═══ Given passage ═══

In Canto 28 we meet Falsifiers of Things (alchemists), and in Canto 29 Falsifiers of Persons (impersonators), of Money (counterfeiters), and of Words (liars – including Potiphar’s wife, and Sinon, who convinced the Greeks to accept the Trojan Horse). Dante’s description of them begins with some classic tales of madness, to which he – unfavorably – compares the insanity he sees below him. One man he is speaking to is savaged by another shade who runs off dragging his body off. Two others who are lying next to one another, eternally immobile, become irritated with one another and begin beating each other with their lone working arms while berating each other for their sins.
This blame theme has been seen here and there throughout the journey. It is interesting how the various shades have been straightforward in their descriptions of, and admissions of, guilt. Dante seems to have them unable to do otherwise, but to keep a more typically human touch to the scenes, the sinners often point out each other’s sins as well. While we do not see repentant sinners in Hell, they are certainly aware of each other’s faults. This principle is illustrated vividly here, but also in the claim of one “husk of sin” that if he were able to move even an inch per century he would travel the entire circle (said to be eleven miles, and thus about 70,000,000 years) just to watch one of his enemies suffer along with him.

═══ Dataset excerpts ═══

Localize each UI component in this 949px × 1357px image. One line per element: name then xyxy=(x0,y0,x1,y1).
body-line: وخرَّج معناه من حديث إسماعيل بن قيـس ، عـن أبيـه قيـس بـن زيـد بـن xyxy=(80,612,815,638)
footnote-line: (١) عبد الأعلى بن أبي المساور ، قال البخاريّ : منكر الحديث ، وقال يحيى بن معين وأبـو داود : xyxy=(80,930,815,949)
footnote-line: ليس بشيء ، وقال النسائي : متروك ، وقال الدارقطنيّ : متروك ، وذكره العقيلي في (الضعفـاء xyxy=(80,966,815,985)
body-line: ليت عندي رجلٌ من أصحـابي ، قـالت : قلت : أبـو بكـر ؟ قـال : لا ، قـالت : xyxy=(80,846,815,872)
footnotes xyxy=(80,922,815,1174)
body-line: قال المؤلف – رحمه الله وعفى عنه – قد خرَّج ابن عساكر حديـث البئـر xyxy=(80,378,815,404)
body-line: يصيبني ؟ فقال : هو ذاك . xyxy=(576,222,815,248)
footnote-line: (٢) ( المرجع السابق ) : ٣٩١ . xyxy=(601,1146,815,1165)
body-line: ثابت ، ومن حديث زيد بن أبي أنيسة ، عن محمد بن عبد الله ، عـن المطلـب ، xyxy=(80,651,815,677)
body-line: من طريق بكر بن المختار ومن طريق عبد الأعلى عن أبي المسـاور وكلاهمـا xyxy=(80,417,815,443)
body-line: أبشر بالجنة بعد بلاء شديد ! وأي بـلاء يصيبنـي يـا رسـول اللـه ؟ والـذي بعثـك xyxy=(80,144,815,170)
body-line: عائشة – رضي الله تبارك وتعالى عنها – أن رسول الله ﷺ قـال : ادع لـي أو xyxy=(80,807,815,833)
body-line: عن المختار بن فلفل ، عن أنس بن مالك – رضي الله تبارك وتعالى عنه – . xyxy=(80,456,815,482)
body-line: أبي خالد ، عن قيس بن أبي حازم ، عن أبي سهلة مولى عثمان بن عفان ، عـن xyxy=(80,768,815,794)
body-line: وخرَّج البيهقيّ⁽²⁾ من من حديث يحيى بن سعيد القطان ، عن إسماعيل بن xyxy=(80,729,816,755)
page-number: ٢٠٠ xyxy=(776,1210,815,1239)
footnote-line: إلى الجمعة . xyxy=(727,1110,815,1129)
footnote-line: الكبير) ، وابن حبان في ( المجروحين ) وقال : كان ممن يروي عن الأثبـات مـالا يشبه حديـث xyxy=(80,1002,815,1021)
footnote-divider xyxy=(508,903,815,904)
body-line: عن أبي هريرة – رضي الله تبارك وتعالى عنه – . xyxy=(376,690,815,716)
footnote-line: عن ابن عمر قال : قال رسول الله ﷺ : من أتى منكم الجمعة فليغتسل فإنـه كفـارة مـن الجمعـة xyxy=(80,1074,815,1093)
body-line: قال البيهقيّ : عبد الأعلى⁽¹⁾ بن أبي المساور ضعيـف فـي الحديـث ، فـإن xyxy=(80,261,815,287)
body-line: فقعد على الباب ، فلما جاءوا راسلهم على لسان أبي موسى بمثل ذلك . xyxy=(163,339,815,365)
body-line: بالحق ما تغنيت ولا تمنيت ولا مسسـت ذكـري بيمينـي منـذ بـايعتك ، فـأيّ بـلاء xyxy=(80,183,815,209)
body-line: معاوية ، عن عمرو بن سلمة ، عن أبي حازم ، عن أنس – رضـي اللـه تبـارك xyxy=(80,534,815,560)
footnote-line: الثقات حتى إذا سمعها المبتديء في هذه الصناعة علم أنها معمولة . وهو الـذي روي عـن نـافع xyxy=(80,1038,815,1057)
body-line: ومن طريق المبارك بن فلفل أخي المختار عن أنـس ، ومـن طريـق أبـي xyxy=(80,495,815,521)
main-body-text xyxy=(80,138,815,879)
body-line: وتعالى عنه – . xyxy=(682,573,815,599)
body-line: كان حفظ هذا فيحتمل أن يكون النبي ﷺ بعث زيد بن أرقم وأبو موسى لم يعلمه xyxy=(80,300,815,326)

═══

§ Required work:
1/ In the passage on Dante's Falsifiers, how long is the circle said to be?
2/ Carry on the commentary on Dante's Falsifiers from where it stops.

§ Answers for this exercise:
1/ Eleven miles.

2/
Dante is astonished by the sight of these two fighting, and has to be shamed out of his staring by Virgil who says, “the wish to hear such things is debasing.” Dante, though, is so ashamed of his interest that Virgil immediately consoles him – assuring him that “less shame would wash away a greater fault than yours.” With these and other comforting words, Virgil moves them on to the last of Hell’s circles.